(Stored entries)
══════════

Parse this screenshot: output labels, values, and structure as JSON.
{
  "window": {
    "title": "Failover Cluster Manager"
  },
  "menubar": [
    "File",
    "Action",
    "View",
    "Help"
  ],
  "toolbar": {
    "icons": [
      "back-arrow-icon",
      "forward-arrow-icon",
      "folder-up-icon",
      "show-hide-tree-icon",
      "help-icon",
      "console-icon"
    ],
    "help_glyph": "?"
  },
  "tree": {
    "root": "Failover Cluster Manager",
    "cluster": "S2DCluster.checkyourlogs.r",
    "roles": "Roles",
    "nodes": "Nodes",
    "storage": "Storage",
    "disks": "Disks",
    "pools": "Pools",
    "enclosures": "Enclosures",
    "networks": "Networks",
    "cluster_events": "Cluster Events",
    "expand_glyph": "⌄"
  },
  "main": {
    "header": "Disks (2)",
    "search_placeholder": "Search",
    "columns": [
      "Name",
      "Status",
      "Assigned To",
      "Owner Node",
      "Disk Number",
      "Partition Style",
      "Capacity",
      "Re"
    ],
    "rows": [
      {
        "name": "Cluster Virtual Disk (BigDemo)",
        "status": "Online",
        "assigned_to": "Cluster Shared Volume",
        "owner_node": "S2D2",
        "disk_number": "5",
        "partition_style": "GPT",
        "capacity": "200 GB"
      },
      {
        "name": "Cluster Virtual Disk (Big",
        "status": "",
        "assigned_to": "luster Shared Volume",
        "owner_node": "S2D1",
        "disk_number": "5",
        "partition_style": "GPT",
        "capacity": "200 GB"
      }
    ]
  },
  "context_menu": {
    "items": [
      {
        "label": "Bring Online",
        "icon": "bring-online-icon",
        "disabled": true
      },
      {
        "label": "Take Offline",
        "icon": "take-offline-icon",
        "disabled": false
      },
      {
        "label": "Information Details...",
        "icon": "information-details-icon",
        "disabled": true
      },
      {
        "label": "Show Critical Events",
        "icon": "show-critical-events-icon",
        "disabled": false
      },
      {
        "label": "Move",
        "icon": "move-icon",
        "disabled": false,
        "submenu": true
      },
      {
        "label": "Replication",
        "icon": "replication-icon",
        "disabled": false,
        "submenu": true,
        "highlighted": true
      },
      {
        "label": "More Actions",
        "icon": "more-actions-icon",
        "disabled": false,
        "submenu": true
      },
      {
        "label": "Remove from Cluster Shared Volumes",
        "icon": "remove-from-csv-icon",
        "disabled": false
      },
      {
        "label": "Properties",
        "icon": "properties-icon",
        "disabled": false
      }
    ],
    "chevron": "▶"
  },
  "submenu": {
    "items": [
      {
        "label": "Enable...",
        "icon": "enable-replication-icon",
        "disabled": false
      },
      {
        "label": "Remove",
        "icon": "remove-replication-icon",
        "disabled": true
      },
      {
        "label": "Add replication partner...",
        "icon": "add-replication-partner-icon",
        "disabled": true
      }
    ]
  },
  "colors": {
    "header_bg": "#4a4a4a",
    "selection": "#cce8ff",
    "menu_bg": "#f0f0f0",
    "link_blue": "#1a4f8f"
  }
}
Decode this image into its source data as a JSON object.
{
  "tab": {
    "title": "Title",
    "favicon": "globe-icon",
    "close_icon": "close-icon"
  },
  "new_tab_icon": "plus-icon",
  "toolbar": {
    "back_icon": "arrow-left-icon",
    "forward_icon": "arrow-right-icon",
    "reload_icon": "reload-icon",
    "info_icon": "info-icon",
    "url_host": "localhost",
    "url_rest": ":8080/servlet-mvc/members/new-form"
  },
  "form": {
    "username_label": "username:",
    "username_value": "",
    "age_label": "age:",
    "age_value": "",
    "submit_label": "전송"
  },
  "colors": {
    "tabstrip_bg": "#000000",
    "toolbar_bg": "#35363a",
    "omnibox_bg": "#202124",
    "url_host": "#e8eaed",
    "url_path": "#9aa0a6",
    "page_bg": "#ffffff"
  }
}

══════════

▶ _Description of the task_
Every line of the material must be returned exactly as it appears.

▶ _Response_
Parse this screenshot: output labels, values, and structure as JSON.
{
  "window": {
    "title": "Failover Cluster Manager"
  },
  "menubar": [
    "File",
    "Action",
    "View",
    "Help"
  ],
  "toolbar": {
    "icons": [
      "back-arrow-icon",
      "forward-arrow-icon",
      "folder-up-icon",
      "show-hide-tree-icon",
      "help-icon",
      "console-icon"
    ],
    "help_glyph": "?"
  },
  "tree": {
    "root": "Failover Cluster Manager",
    "cluster": "S2DCluster.checkyourlogs.r",
    "roles": "Roles",
    "nodes": "Nodes",
    "storage": "Storage",
    "disks": "Disks",
    "pools": "Pools",
    "enclosures": "Enclosures",
    "networks": "Networks",
    "cluster_events": "Cluster Events",
    "expand_glyph": "⌄"
  },
  "main": {
    "header": "Disks (2)",
    "search_placeholder": "Search",
    "columns": [
      "Name",
      "Status",
      "Assigned To",
      "Owner Node",
      "Disk Number",
      "Partition Style",
      "Capacity",
      "Re"
    ],
    "rows": [
      {
        "name": "Cluster Virtual Disk (BigDemo)",
        "status": "Online",
        "assigned_to": "Cluster Shared Volume",
        "owner_node": "S2D2",
        "disk_number": "5",
        "partition_style": "GPT",
        "capacity": "200 GB"
      },
      {
        "name": "Cluster Virtual Disk (Big",
        "status": "",
        "assigned_to": "luster Shared Volume",
        "owner_node": "S2D1",
        "disk_number": "5",
        "partition_style": "GPT",
        "capacity": "200 GB"
      }
    ]
  },
  "context_menu": {
    "items": [
      {
        "label": "Bring Online",
        "icon": "bring-online-icon",
        "disabled": true
      },
      {
        "label": "Take Offline",
        "icon": "take-offline-icon",
        "disabled": false
      },
      {
        "label": "Information Details...",
        "icon": "information-details-icon",
        "disabled": true
      },
      {
        "label": "Show Critical Events",
        "icon": "show-critical-events-icon",
        "disabled": false
      },
      {
        "label": "Move",
        "icon": "move-icon",
        "disabled": false,
        "submenu": true
      },
      {
        "label": "Replication",
        "icon": "replication-icon",
        "disabled": false,
        "submenu": true,
        "highlighted": true
      },
      {
        "label": "More Actions",
        "icon": "more-actions-icon",
        "disabled": false,
        "submenu": true
      },
      {
        "label": "Remove from Cluster Shared Volumes",
        "icon": "remove-from-csv-icon",
        "disabled": false
      },
      {
        "label": "Properties",
        "icon": "properties-icon",
        "disabled": false
      }
    ],
    "chevron": "▶"
  },
  "submenu": {
    "items": [
      {
        "label": "Enable...",
        "icon": "enable-replication-icon",
        "disabled": false
      },
      {
        "label": "Remove",
        "icon": "remove-replication-icon",
        "disabled": true
      },
      {
        "label": "Add replication partner...",
        "icon": "add-replication-partner-icon",
        "disabled": true
      }
    ]
  },
  "colors": {
    "header_bg": "#4a4a4a",
    "selection": "#cce8ff",
    "menu_bg": "#f0f0f0",
    "link_blue": "#1a4f8f"
  }
}
Decode this image into its source data as a JSON object.
{
  "tab": {
    "title": "Title",
    "favicon": "globe-icon",
    "close_icon": "close-icon"
  },
  "new_tab_icon": "plus-icon",
  "toolbar": {
    "back_icon": "arrow-left-icon",
    "forward_icon": "arrow-right-icon",
    "reload_icon": "reload-icon",
    "info_icon": "info-icon",
    "url_host": "localhost",
    "url_rest": ":8080/servlet-mvc/members/new-form"
  },
  "form": {
    "username_label": "username:",
    "username_value": "",
    "age_label": "age:",
    "age_value": "",
    "submit_label": "전송"
  },
  "colors": {
    "tabstrip_bg": "#000000",
    "toolbar_bg": "#35363a",
    "omnibox_bg": "#202124",
    "url_host": "#e8eaed",
    "url_path": "#9aa0a6",
    "page_bg": "#ffffff"
  }
}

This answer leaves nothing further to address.